Copy the lines that follow, keeping every character the same.

Input records –
▽
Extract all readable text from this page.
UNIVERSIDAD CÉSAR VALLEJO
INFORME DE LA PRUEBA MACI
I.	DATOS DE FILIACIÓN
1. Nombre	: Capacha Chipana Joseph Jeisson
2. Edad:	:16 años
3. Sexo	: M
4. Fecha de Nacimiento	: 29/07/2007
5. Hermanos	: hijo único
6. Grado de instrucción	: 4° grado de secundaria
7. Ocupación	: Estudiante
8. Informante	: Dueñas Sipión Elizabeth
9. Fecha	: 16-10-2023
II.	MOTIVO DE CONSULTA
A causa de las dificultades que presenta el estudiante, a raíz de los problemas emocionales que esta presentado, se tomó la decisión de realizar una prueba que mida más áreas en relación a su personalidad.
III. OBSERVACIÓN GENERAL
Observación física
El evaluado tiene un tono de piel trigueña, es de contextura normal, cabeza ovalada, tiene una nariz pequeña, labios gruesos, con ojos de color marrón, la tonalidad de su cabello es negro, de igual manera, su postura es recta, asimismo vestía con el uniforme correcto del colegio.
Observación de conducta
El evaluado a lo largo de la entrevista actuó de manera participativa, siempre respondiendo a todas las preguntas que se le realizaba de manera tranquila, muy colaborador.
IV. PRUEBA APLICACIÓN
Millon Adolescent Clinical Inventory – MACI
△
Written response –
Extract all readable text from this page.
UNIVERSIDAD CÉSAR VALLEJO
INFORME DE LA PRUEBA MACI
I.	DATOS DE FILIACIÓN
1. Nombre	: Capacha Chipana Joseph Jeisson
2. Edad:	:16 años
3. Sexo	: M
4. Fecha de Nacimiento	: 29/07/2007
5. Hermanos	: hijo único
6. Grado de instrucción	: 4° grado de secundaria
7. Ocupación	: Estudiante
8. Informante	: Dueñas Sipión Elizabeth
9. Fecha	: 16-10-2023
II.	MOTIVO DE CONSULTA
A causa de las dificultades que presenta el estudiante, a raíz de los problemas emocionales que esta presentado, se tomó la decisión de realizar una prueba que mida más áreas en relación a su personalidad.
III. OBSERVACIÓN GENERAL
Observación física
El evaluado tiene un tono de piel trigueña, es de contextura normal, cabeza ovalada, tiene una nariz pequeña, labios gruesos, con ojos de color marrón, la tonalidad de su cabello es negro, de igual manera, su postura es recta, asimismo vestía con el uniforme correcto del colegio.
Observación de conducta
El evaluado a lo largo de la entrevista actuó de manera participativa, siempre respondiendo a todas las preguntas que se le realizaba de manera tranquila, muy colaborador.
IV. PRUEBA APLICACIÓN
Millon Adolescent Clinical Inventory – MACI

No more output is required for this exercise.